:: Challenge ::
Quote, verbatim, all material below, without pictures.
* BEGIN Entries *
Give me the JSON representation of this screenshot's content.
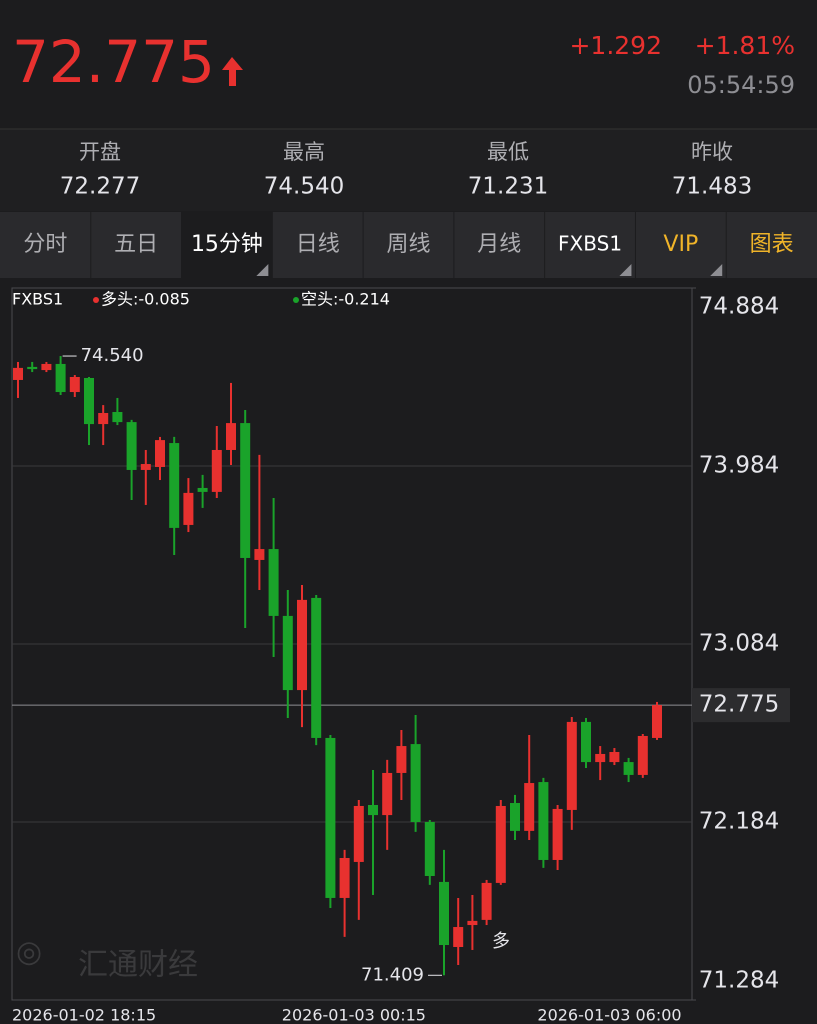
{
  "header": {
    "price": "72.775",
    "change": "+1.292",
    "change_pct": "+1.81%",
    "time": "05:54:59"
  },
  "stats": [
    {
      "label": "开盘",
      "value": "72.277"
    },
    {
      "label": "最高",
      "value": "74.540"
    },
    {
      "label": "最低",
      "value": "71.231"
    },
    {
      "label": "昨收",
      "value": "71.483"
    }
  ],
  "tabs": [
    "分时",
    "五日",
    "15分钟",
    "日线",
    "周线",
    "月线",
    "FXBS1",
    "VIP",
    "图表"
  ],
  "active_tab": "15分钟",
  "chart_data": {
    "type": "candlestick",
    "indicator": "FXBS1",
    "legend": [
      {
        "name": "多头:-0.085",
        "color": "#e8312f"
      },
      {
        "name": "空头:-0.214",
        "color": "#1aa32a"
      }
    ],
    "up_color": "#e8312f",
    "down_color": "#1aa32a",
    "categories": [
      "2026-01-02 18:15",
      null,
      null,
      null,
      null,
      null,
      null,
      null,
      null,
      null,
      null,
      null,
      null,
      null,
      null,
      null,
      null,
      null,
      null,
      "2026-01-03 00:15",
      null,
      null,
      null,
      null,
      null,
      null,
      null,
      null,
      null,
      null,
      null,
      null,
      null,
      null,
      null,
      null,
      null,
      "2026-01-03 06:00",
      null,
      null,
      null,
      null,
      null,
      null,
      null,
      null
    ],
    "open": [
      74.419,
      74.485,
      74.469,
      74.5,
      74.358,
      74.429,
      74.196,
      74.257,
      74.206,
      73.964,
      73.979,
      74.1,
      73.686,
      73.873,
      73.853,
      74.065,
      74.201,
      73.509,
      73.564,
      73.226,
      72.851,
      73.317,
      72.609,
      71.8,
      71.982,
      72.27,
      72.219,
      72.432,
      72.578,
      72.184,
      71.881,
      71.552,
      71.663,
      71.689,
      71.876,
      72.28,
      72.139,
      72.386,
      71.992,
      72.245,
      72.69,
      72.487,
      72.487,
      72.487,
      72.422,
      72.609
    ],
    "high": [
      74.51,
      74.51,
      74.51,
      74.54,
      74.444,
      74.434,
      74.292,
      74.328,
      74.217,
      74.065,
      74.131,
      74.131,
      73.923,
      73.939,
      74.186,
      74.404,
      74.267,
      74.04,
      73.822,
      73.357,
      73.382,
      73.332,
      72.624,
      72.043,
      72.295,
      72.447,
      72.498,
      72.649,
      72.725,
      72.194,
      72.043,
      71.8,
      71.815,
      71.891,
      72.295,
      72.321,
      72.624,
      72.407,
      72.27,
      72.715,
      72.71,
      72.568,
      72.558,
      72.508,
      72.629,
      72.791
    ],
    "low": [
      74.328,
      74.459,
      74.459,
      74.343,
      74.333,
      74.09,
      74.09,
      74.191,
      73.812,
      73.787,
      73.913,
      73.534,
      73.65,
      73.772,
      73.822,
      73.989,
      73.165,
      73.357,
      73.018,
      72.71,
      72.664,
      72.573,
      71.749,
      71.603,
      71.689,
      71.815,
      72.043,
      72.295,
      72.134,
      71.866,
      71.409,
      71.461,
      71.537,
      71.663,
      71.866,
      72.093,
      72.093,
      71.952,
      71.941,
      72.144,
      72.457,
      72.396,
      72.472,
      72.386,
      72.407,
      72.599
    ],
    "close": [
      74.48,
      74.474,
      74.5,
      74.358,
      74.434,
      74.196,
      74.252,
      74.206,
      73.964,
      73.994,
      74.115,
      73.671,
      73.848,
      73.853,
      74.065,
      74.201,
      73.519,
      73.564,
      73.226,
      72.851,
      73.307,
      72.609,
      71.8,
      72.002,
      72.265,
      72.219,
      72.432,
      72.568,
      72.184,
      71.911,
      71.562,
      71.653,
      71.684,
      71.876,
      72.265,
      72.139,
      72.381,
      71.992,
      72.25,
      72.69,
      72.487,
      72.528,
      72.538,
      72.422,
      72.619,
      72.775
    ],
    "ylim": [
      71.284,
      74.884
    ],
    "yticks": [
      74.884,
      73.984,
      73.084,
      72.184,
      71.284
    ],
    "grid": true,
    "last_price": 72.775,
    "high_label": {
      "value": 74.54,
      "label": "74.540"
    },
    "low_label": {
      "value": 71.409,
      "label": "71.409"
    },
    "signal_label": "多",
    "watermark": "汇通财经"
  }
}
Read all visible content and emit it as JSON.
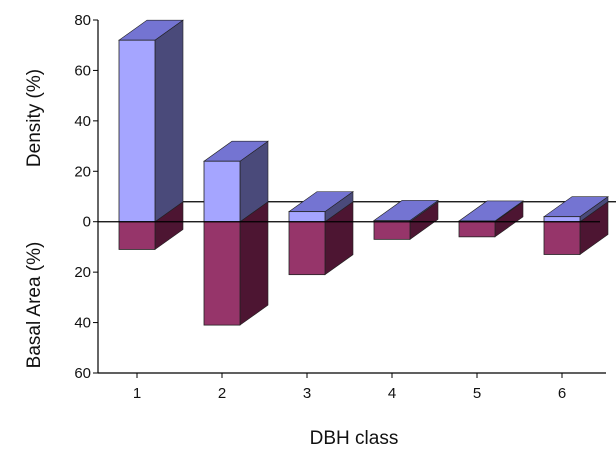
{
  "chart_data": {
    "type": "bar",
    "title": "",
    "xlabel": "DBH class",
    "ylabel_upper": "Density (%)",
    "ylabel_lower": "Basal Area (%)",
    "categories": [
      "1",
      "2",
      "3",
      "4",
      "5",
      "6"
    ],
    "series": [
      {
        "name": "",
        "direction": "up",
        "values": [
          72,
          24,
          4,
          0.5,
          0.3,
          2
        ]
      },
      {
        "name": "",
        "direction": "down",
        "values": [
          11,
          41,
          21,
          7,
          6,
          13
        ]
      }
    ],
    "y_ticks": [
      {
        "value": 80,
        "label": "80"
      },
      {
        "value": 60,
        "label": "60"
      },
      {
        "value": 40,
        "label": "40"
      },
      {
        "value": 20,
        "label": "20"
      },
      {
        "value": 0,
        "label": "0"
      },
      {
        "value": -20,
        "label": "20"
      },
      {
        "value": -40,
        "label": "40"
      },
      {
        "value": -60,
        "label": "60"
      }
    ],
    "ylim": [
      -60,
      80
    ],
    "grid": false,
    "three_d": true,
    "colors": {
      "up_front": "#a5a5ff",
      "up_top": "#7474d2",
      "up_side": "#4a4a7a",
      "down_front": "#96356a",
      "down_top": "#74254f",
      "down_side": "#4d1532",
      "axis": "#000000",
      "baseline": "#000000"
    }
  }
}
* END Entries *
:: Answer to the exercise ::
Give me the JSON representation of this screenshot's content.
{
  "header": {
    "price": "72.775",
    "change": "+1.292",
    "change_pct": "+1.81%",
    "time": "05:54:59"
  },
  "stats": [
    {
      "label": "开盘",
      "value": "72.277"
    },
    {
      "label": "最高",
      "value": "74.540"
    },
    {
      "label": "最低",
      "value": "71.231"
    },
    {
      "label": "昨收",
      "value": "71.483"
    }
  ],
  "tabs": [
    "分时",
    "五日",
    "15分钟",
    "日线",
    "周线",
    "月线",
    "FXBS1",
    "VIP",
    "图表"
  ],
  "active_tab": "15分钟",
  "chart_data": {
    "type": "candlestick",
    "indicator": "FXBS1",
    "legend": [
      {
        "name": "多头:-0.085",
        "color": "#e8312f"
      },
      {
        "name": "空头:-0.214",
        "color": "#1aa32a"
      }
    ],
    "up_color": "#e8312f",
    "down_color": "#1aa32a",
    "categories": [
      "2026-01-02 18:15",
      null,
      null,
      null,
      null,
      null,
      null,
      null,
      null,
      null,
      null,
      null,
      null,
      null,
      null,
      null,
      null,
      null,
      null,
      "2026-01-03 00:15",
      null,
      null,
      null,
      null,
      null,
      null,
      null,
      null,
      null,
      null,
      null,
      null,
      null,
      null,
      null,
      null,
      null,
      "2026-01-03 06:00",
      null,
      null,
      null,
      null,
      null,
      null,
      null,
      null
    ],
    "open": [
      74.419,
      74.485,
      74.469,
      74.5,
      74.358,
      74.429,
      74.196,
      74.257,
      74.206,
      73.964,
      73.979,
      74.1,
      73.686,
      73.873,
      73.853,
      74.065,
      74.201,
      73.509,
      73.564,
      73.226,
      72.851,
      73.317,
      72.609,
      71.8,
      71.982,
      72.27,
      72.219,
      72.432,
      72.578,
      72.184,
      71.881,
      71.552,
      71.663,
      71.689,
      71.876,
      72.28,
      72.139,
      72.386,
      71.992,
      72.245,
      72.69,
      72.487,
      72.487,
      72.487,
      72.422,
      72.609
    ],
    "high": [
      74.51,
      74.51,
      74.51,
      74.54,
      74.444,
      74.434,
      74.292,
      74.328,
      74.217,
      74.065,
      74.131,
      74.131,
      73.923,
      73.939,
      74.186,
      74.404,
      74.267,
      74.04,
      73.822,
      73.357,
      73.382,
      73.332,
      72.624,
      72.043,
      72.295,
      72.447,
      72.498,
      72.649,
      72.725,
      72.194,
      72.043,
      71.8,
      71.815,
      71.891,
      72.295,
      72.321,
      72.624,
      72.407,
      72.27,
      72.715,
      72.71,
      72.568,
      72.558,
      72.508,
      72.629,
      72.791
    ],
    "low": [
      74.328,
      74.459,
      74.459,
      74.343,
      74.333,
      74.09,
      74.09,
      74.191,
      73.812,
      73.787,
      73.913,
      73.534,
      73.65,
      73.772,
      73.822,
      73.989,
      73.165,
      73.357,
      73.018,
      72.71,
      72.664,
      72.573,
      71.749,
      71.603,
      71.689,
      71.815,
      72.043,
      72.295,
      72.134,
      71.866,
      71.409,
      71.461,
      71.537,
      71.663,
      71.866,
      72.093,
      72.093,
      71.952,
      71.941,
      72.144,
      72.457,
      72.396,
      72.472,
      72.386,
      72.407,
      72.599
    ],
    "close": [
      74.48,
      74.474,
      74.5,
      74.358,
      74.434,
      74.196,
      74.252,
      74.206,
      73.964,
      73.994,
      74.115,
      73.671,
      73.848,
      73.853,
      74.065,
      74.201,
      73.519,
      73.564,
      73.226,
      72.851,
      73.307,
      72.609,
      71.8,
      72.002,
      72.265,
      72.219,
      72.432,
      72.568,
      72.184,
      71.911,
      71.562,
      71.653,
      71.684,
      71.876,
      72.265,
      72.139,
      72.381,
      71.992,
      72.25,
      72.69,
      72.487,
      72.528,
      72.538,
      72.422,
      72.619,
      72.775
    ],
    "ylim": [
      71.284,
      74.884
    ],
    "yticks": [
      74.884,
      73.984,
      73.084,
      72.184,
      71.284
    ],
    "grid": true,
    "last_price": 72.775,
    "high_label": {
      "value": 74.54,
      "label": "74.540"
    },
    "low_label": {
      "value": 71.409,
      "label": "71.409"
    },
    "signal_label": "多",
    "watermark": "汇通财经"
  }
}
Read all visible content and emit it as JSON.
{
  "chart_data": {
    "type": "bar",
    "title": "",
    "xlabel": "DBH class",
    "ylabel_upper": "Density (%)",
    "ylabel_lower": "Basal Area (%)",
    "categories": [
      "1",
      "2",
      "3",
      "4",
      "5",
      "6"
    ],
    "series": [
      {
        "name": "",
        "direction": "up",
        "values": [
          72,
          24,
          4,
          0.5,
          0.3,
          2
        ]
      },
      {
        "name": "",
        "direction": "down",
        "values": [
          11,
          41,
          21,
          7,
          6,
          13
        ]
      }
    ],
    "y_ticks": [
      {
        "value": 80,
        "label": "80"
      },
      {
        "value": 60,
        "label": "60"
      },
      {
        "value": 40,
        "label": "40"
      },
      {
        "value": 20,
        "label": "20"
      },
      {
        "value": 0,
        "label": "0"
      },
      {
        "value": -20,
        "label": "20"
      },
      {
        "value": -40,
        "label": "40"
      },
      {
        "value": -60,
        "label": "60"
      }
    ],
    "ylim": [
      -60,
      80
    ],
    "grid": false,
    "three_d": true,
    "colors": {
      "up_front": "#a5a5ff",
      "up_top": "#7474d2",
      "up_side": "#4a4a7a",
      "down_front": "#96356a",
      "down_top": "#74254f",
      "down_side": "#4d1532",
      "axis": "#000000",
      "baseline": "#000000"
    }
  }
}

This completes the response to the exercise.